TASK INPUTS =
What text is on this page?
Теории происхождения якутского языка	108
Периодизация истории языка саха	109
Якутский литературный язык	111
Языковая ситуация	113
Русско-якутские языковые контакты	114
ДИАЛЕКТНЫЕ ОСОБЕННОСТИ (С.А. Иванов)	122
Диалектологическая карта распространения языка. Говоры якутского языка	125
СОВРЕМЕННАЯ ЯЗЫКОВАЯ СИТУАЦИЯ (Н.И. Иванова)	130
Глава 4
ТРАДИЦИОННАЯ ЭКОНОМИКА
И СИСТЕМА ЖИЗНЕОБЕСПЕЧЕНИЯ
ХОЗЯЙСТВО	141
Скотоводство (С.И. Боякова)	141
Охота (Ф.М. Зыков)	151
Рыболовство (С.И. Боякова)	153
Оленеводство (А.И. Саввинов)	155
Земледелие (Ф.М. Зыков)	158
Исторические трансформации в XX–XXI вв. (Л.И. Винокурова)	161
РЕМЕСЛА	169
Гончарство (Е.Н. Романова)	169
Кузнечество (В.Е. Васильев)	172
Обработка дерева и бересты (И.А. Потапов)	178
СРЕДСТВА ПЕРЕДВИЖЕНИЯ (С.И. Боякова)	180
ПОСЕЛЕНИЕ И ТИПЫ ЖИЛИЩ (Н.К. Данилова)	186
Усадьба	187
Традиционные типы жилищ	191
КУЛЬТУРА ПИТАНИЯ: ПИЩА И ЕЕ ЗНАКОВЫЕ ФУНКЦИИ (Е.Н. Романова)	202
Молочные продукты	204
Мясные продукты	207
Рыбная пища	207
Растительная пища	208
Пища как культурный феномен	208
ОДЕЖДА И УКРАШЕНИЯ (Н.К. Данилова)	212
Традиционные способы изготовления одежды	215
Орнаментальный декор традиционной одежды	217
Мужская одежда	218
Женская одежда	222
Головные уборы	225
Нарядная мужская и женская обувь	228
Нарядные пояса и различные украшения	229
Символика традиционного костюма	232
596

REQUEST = Copy down every line of the entries containing the word "Боякова".

FINAL ANSWER =
Скотоводство (С.И. Боякова)	141
Рыболовство (С.И. Боякова)	153
СРЕДСТВА ПЕРЕДВИЖЕНИЯ (С.И. Боякова)	180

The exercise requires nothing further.